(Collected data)
───

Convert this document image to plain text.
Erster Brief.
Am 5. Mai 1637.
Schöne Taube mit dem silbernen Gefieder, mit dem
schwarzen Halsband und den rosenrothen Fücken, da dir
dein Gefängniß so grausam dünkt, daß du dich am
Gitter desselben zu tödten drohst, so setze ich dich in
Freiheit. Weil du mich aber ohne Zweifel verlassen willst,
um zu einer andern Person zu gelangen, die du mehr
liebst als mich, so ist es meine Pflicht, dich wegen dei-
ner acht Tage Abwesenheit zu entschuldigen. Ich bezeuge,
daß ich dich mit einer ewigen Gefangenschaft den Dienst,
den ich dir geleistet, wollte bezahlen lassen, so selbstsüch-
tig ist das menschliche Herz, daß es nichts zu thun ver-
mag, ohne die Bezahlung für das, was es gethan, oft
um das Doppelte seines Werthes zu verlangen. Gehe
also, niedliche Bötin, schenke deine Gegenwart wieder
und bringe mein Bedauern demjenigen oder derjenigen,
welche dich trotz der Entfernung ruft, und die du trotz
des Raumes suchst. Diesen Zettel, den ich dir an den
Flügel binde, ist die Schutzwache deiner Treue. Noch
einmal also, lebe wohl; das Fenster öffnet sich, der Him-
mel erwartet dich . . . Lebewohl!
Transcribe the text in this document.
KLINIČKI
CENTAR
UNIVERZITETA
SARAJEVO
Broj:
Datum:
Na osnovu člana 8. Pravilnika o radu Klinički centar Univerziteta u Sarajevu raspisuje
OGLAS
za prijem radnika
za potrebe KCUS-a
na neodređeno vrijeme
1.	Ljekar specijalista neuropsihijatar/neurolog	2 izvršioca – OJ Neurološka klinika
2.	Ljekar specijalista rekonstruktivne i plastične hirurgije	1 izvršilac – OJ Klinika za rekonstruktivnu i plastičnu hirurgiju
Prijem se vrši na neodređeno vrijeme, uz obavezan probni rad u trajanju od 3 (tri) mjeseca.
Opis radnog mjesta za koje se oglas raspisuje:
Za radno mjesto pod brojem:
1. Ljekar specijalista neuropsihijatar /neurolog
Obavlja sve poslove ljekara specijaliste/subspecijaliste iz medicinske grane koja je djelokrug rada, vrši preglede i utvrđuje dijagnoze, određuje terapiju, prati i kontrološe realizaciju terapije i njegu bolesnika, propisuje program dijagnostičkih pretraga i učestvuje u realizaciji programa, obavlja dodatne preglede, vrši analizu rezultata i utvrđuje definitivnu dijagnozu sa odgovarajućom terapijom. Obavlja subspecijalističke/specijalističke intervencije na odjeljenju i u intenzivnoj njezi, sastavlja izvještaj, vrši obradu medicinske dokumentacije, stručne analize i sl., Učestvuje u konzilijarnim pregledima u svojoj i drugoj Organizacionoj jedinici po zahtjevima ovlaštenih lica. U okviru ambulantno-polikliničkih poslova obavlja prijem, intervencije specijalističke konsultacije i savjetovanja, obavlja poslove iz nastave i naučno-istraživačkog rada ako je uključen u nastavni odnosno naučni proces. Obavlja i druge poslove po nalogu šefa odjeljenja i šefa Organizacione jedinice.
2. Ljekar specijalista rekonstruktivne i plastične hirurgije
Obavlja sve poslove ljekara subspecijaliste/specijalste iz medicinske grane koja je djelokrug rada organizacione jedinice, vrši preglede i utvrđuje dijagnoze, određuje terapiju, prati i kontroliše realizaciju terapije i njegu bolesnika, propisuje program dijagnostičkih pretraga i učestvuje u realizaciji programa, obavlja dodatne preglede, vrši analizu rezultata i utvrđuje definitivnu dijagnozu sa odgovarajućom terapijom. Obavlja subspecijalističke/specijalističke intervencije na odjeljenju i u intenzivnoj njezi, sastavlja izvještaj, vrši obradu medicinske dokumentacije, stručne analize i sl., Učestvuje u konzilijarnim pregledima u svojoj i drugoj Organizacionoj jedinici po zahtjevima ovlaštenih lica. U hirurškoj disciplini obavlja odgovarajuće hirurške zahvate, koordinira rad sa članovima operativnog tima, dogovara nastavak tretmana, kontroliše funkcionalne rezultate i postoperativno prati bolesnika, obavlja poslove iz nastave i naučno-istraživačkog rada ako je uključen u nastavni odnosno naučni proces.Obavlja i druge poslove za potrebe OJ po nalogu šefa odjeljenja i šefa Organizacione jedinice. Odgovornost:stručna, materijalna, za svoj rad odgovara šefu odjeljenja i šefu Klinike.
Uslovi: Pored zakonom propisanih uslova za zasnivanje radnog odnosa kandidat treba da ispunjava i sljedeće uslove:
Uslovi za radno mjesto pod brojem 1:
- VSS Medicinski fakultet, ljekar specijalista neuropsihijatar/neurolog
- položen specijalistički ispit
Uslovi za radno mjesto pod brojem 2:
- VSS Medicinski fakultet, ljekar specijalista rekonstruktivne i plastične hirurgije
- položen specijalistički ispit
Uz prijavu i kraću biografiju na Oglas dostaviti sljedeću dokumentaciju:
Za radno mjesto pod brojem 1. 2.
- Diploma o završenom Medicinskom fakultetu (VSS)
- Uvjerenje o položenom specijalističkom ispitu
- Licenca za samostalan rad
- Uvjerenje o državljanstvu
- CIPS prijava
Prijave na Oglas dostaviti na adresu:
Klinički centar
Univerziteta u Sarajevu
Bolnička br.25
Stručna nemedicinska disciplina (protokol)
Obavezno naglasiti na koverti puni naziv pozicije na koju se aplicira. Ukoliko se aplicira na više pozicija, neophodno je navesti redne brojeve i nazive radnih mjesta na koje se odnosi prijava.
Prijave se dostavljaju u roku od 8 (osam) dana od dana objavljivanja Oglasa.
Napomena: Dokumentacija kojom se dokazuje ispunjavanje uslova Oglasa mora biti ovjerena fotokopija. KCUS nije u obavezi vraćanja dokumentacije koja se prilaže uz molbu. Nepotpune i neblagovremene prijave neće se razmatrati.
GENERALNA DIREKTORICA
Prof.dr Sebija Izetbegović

───

Quote each line of the data above exactly as written.

Convert this document image to plain text.
Erster Brief.
Am 5. Mai 1637.
Schöne Taube mit dem silbernen Gefieder, mit dem
schwarzen Halsband und den rosenrothen Fücken, da dir
dein Gefängniß so grausam dünkt, daß du dich am
Gitter desselben zu tödten drohst, so setze ich dich in
Freiheit. Weil du mich aber ohne Zweifel verlassen willst,
um zu einer andern Person zu gelangen, die du mehr
liebst als mich, so ist es meine Pflicht, dich wegen dei-
ner acht Tage Abwesenheit zu entschuldigen. Ich bezeuge,
daß ich dich mit einer ewigen Gefangenschaft den Dienst,
den ich dir geleistet, wollte bezahlen lassen, so selbstsüch-
tig ist das menschliche Herz, daß es nichts zu thun ver-
mag, ohne die Bezahlung für das, was es gethan, oft
um das Doppelte seines Werthes zu verlangen. Gehe
also, niedliche Bötin, schenke deine Gegenwart wieder
und bringe mein Bedauern demjenigen oder derjenigen,
welche dich trotz der Entfernung ruft, und die du trotz
des Raumes suchst. Diesen Zettel, den ich dir an den
Flügel binde, ist die Schutzwache deiner Treue. Noch
einmal also, lebe wohl; das Fenster öffnet sich, der Him-
mel erwartet dich . . . Lebewohl!
Transcribe the text in this document.
KLINIČKI
CENTAR
UNIVERZITETA
SARAJEVO
Broj:
Datum:
Na osnovu člana 8. Pravilnika o radu Klinički centar Univerziteta u Sarajevu raspisuje
OGLAS
za prijem radnika
za potrebe KCUS-a
na neodređeno vrijeme
1.	Ljekar specijalista neuropsihijatar/neurolog	2 izvršioca – OJ Neurološka klinika
2.	Ljekar specijalista rekonstruktivne i plastične hirurgije	1 izvršilac – OJ Klinika za rekonstruktivnu i plastičnu hirurgiju
Prijem se vrši na neodređeno vrijeme, uz obavezan probni rad u trajanju od 3 (tri) mjeseca.
Opis radnog mjesta za koje se oglas raspisuje:
Za radno mjesto pod brojem:
1. Ljekar specijalista neuropsihijatar /neurolog
Obavlja sve poslove ljekara specijaliste/subspecijaliste iz medicinske grane koja je djelokrug rada, vrši preglede i utvrđuje dijagnoze, određuje terapiju, prati i kontrološe realizaciju terapije i njegu bolesnika, propisuje program dijagnostičkih pretraga i učestvuje u realizaciji programa, obavlja dodatne preglede, vrši analizu rezultata i utvrđuje definitivnu dijagnozu sa odgovarajućom terapijom. Obavlja subspecijalističke/specijalističke intervencije na odjeljenju i u intenzivnoj njezi, sastavlja izvještaj, vrši obradu medicinske dokumentacije, stručne analize i sl., Učestvuje u konzilijarnim pregledima u svojoj i drugoj Organizacionoj jedinici po zahtjevima ovlaštenih lica. U okviru ambulantno-polikliničkih poslova obavlja prijem, intervencije specijalističke konsultacije i savjetovanja, obavlja poslove iz nastave i naučno-istraživačkog rada ako je uključen u nastavni odnosno naučni proces. Obavlja i druge poslove po nalogu šefa odjeljenja i šefa Organizacione jedinice.
2. Ljekar specijalista rekonstruktivne i plastične hirurgije
Obavlja sve poslove ljekara subspecijaliste/specijalste iz medicinske grane koja je djelokrug rada organizacione jedinice, vrši preglede i utvrđuje dijagnoze, određuje terapiju, prati i kontroliše realizaciju terapije i njegu bolesnika, propisuje program dijagnostičkih pretraga i učestvuje u realizaciji programa, obavlja dodatne preglede, vrši analizu rezultata i utvrđuje definitivnu dijagnozu sa odgovarajućom terapijom. Obavlja subspecijalističke/specijalističke intervencije na odjeljenju i u intenzivnoj njezi, sastavlja izvještaj, vrši obradu medicinske dokumentacije, stručne analize i sl., Učestvuje u konzilijarnim pregledima u svojoj i drugoj Organizacionoj jedinici po zahtjevima ovlaštenih lica. U hirurškoj disciplini obavlja odgovarajuće hirurške zahvate, koordinira rad sa članovima operativnog tima, dogovara nastavak tretmana, kontroliše funkcionalne rezultate i postoperativno prati bolesnika, obavlja poslove iz nastave i naučno-istraživačkog rada ako je uključen u nastavni odnosno naučni proces.Obavlja i druge poslove za potrebe OJ po nalogu šefa odjeljenja i šefa Organizacione jedinice. Odgovornost:stručna, materijalna, za svoj rad odgovara šefu odjeljenja i šefu Klinike.
Uslovi: Pored zakonom propisanih uslova za zasnivanje radnog odnosa kandidat treba da ispunjava i sljedeće uslove:
Uslovi za radno mjesto pod brojem 1:
- VSS Medicinski fakultet, ljekar specijalista neuropsihijatar/neurolog
- položen specijalistički ispit
Uslovi za radno mjesto pod brojem 2:
- VSS Medicinski fakultet, ljekar specijalista rekonstruktivne i plastične hirurgije
- položen specijalistički ispit
Uz prijavu i kraću biografiju na Oglas dostaviti sljedeću dokumentaciju:
Za radno mjesto pod brojem 1. 2.
- Diploma o završenom Medicinskom fakultetu (VSS)
- Uvjerenje o položenom specijalističkom ispitu
- Licenca za samostalan rad
- Uvjerenje o državljanstvu
- CIPS prijava
Prijave na Oglas dostaviti na adresu:
Klinički centar
Univerziteta u Sarajevu
Bolnička br.25
Stručna nemedicinska disciplina (protokol)
Obavezno naglasiti na koverti puni naziv pozicije na koju se aplicira. Ukoliko se aplicira na više pozicija, neophodno je navesti redne brojeve i nazive radnih mjesta na koje se odnosi prijava.
Prijave se dostavljaju u roku od 8 (osam) dana od dana objavljivanja Oglasa.
Napomena: Dokumentacija kojom se dokazuje ispunjavanje uslova Oglasa mora biti ovjerena fotokopija. KCUS nije u obavezi vraćanja dokumentacije koja se prilaže uz molbu. Nepotpune i neblagovremene prijave neće se razmatrati.
GENERALNA DIREKTORICA
Prof.dr Sebija Izetbegović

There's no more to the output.